> _BRIEF_
Report every line in the listing that contains the string "Pilates".

┌────────

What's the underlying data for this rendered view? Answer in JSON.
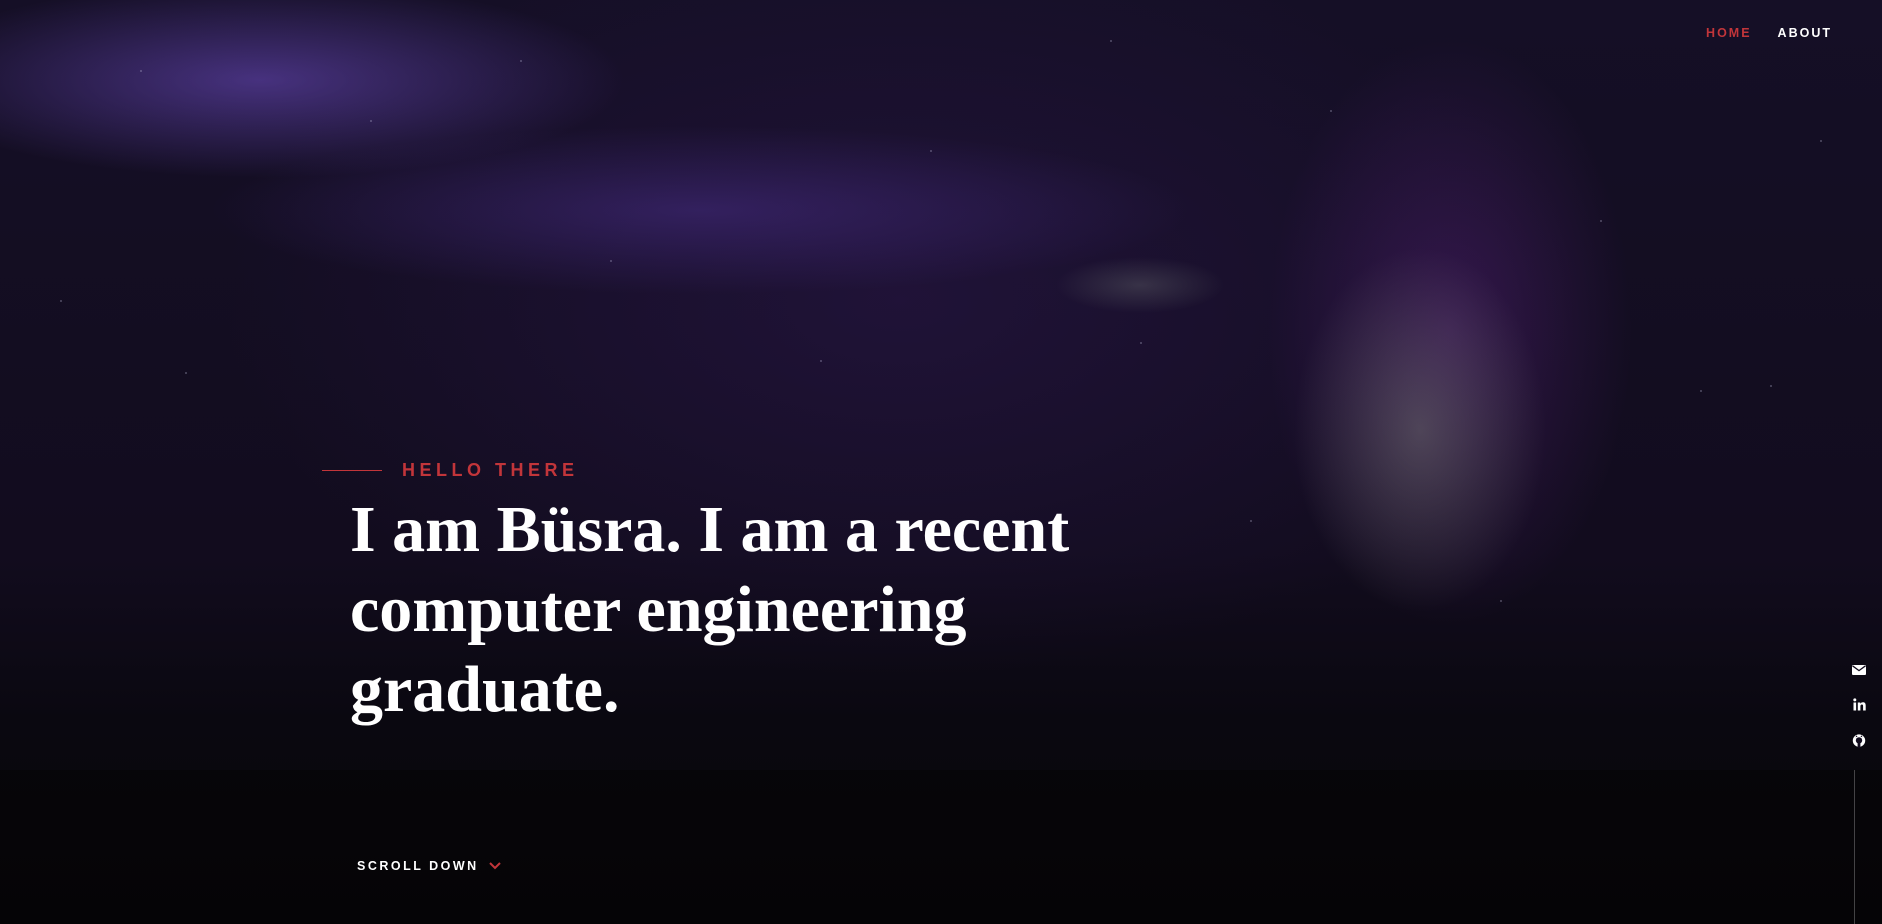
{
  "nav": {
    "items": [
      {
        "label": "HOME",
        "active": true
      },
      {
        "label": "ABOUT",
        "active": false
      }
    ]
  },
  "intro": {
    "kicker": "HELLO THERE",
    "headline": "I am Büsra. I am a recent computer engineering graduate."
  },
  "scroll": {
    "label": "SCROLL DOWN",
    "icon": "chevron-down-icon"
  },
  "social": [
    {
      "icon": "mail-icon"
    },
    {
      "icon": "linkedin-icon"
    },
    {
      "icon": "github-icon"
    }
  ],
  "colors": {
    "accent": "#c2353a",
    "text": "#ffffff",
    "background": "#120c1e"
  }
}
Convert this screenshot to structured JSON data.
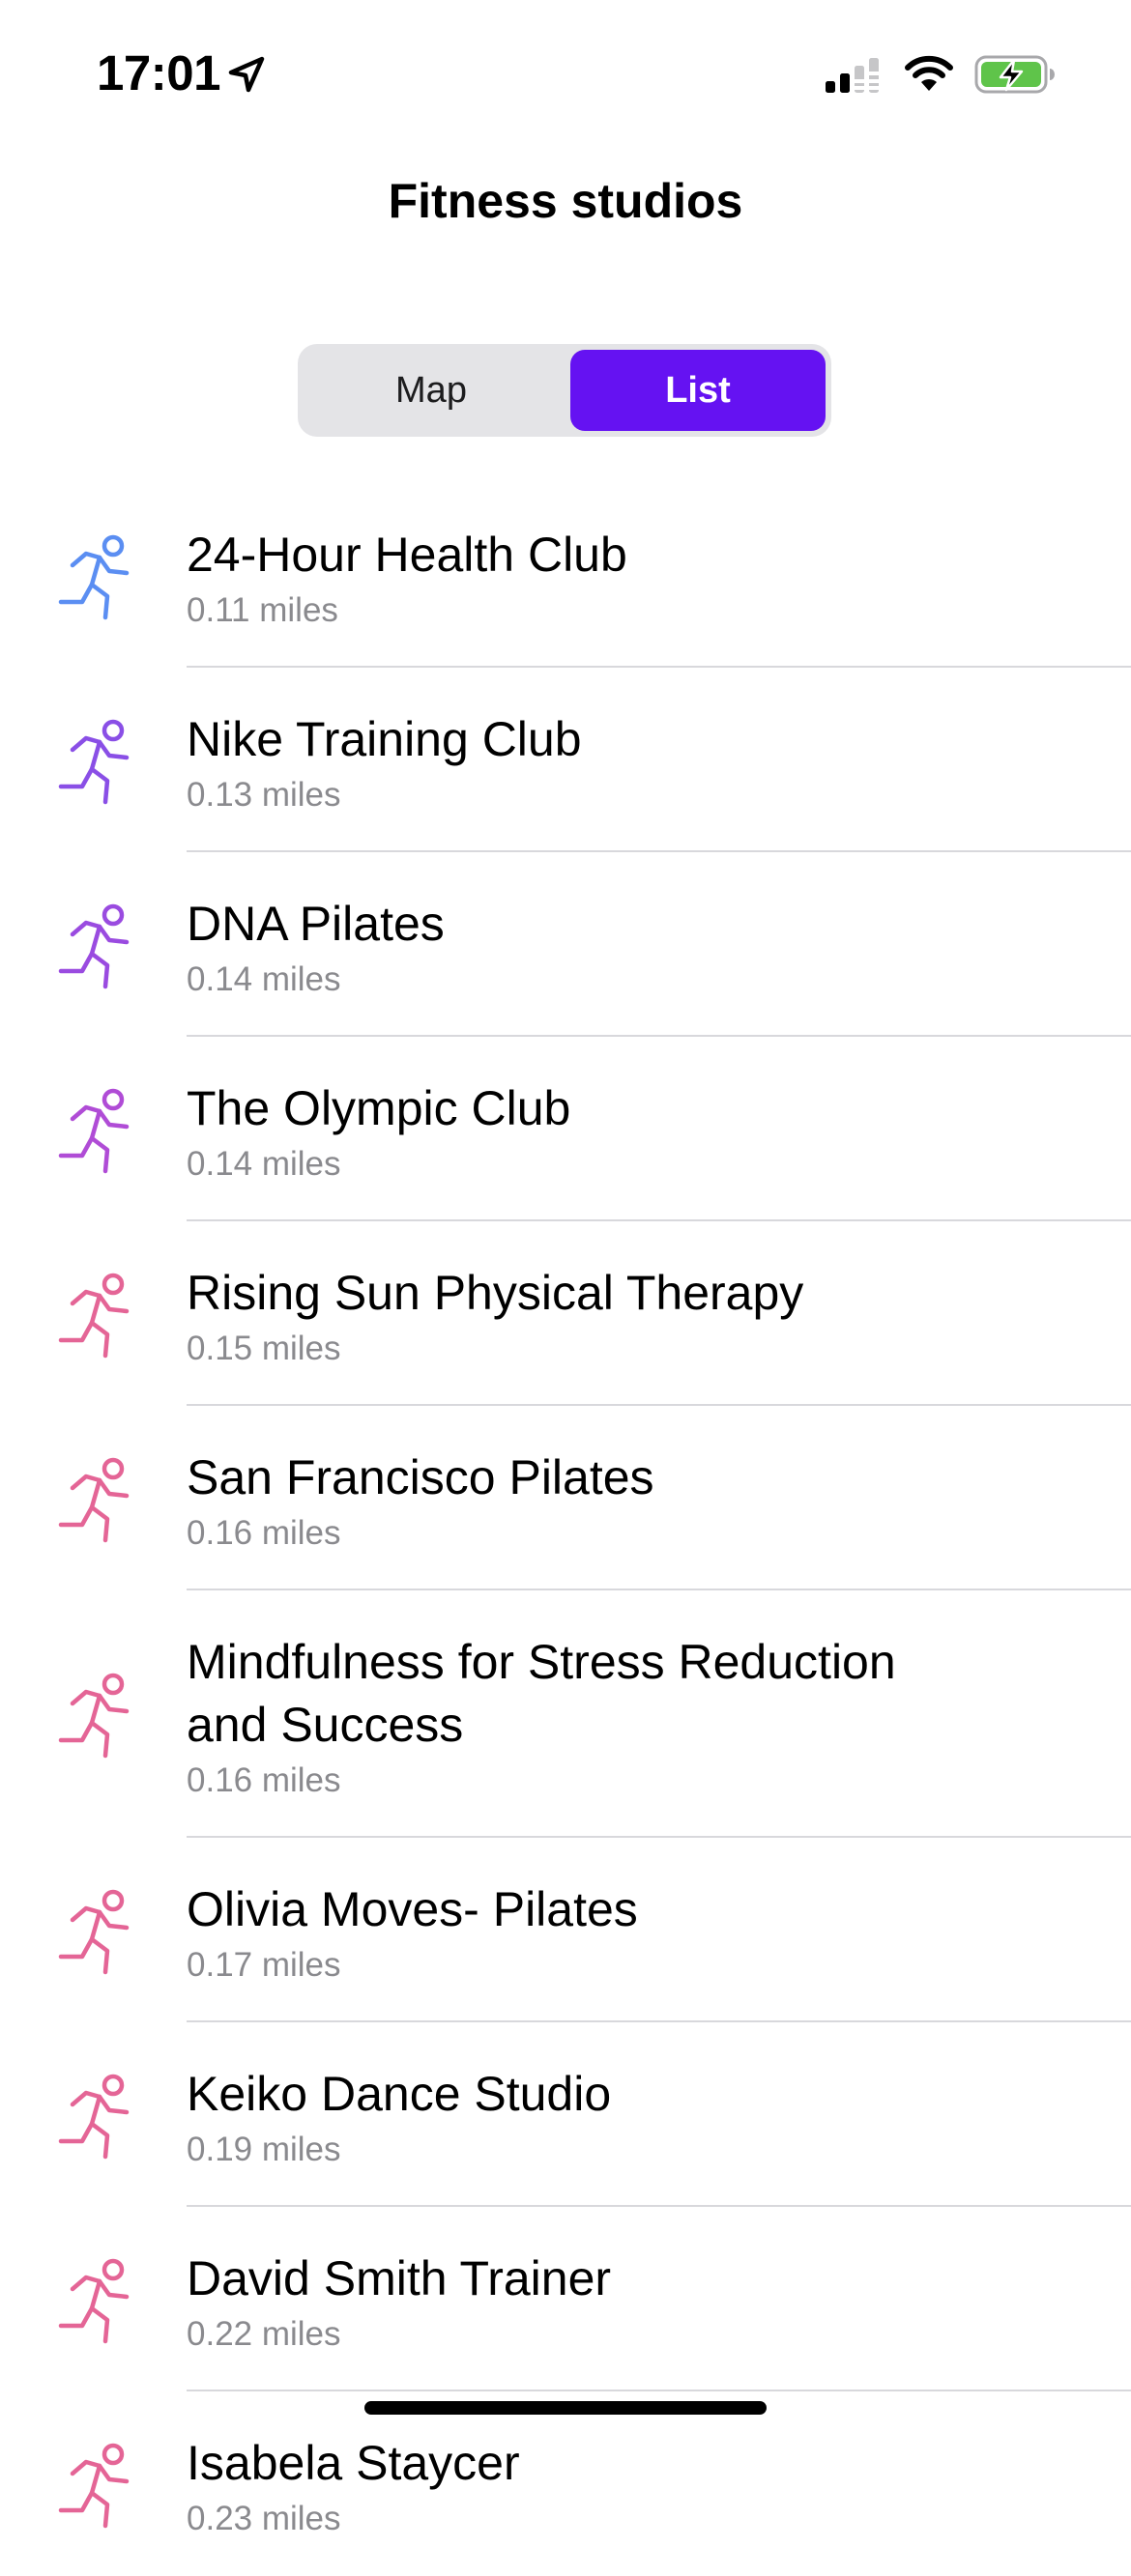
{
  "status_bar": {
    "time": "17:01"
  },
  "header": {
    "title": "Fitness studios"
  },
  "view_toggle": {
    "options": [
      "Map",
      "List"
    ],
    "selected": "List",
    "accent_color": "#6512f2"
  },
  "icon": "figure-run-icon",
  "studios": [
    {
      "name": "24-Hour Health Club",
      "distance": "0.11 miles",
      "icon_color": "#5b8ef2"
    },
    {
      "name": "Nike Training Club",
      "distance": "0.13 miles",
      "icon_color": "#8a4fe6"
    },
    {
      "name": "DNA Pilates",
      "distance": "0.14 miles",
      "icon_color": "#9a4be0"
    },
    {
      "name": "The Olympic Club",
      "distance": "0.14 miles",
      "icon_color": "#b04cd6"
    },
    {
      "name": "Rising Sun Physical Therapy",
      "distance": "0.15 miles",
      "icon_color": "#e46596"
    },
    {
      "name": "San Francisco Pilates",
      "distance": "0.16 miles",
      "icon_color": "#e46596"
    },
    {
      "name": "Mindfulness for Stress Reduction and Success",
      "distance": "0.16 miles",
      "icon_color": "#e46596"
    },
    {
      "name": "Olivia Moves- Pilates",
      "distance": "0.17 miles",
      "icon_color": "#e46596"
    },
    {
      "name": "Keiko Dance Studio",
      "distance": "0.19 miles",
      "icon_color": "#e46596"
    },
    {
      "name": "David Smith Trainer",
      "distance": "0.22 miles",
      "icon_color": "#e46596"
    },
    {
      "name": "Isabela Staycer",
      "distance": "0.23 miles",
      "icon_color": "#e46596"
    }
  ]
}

└────────

> _OUTPUT OF THE TASK_
      "name": "DNA Pilates",
      "name": "San Francisco Pilates",
      "name": "Olivia Moves- Pilates",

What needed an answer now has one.